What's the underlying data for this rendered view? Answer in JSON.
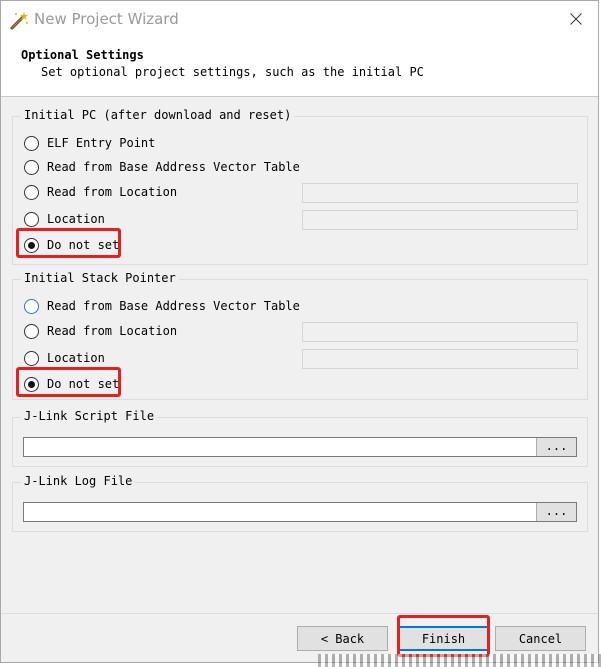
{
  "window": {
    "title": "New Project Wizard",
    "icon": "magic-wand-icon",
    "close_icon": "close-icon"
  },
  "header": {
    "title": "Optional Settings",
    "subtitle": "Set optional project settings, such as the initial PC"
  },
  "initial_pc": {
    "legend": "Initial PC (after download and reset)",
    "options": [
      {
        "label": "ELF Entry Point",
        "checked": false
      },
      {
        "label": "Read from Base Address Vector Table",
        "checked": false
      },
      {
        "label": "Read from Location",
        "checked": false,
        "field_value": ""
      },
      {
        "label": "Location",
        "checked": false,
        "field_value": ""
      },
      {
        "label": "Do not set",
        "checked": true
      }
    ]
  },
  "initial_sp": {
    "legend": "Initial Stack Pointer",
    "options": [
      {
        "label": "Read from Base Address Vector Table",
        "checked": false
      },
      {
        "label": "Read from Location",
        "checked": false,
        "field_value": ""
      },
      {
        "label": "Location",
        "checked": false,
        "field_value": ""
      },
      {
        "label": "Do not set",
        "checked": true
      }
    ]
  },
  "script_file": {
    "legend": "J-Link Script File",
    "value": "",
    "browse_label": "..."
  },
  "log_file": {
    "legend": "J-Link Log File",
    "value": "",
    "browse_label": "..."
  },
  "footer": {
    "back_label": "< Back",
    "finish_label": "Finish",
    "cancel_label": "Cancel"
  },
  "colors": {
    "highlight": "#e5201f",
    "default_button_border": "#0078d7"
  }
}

◆ ◆ ◆ ◆

Go through the entries and return each line where the word "legend" appears.

    "legend": "Initial PC (after download and reset)",
    "legend": "Initial Stack Pointer",
    "legend": "J-Link Script File",
    "legend": "J-Link Log File",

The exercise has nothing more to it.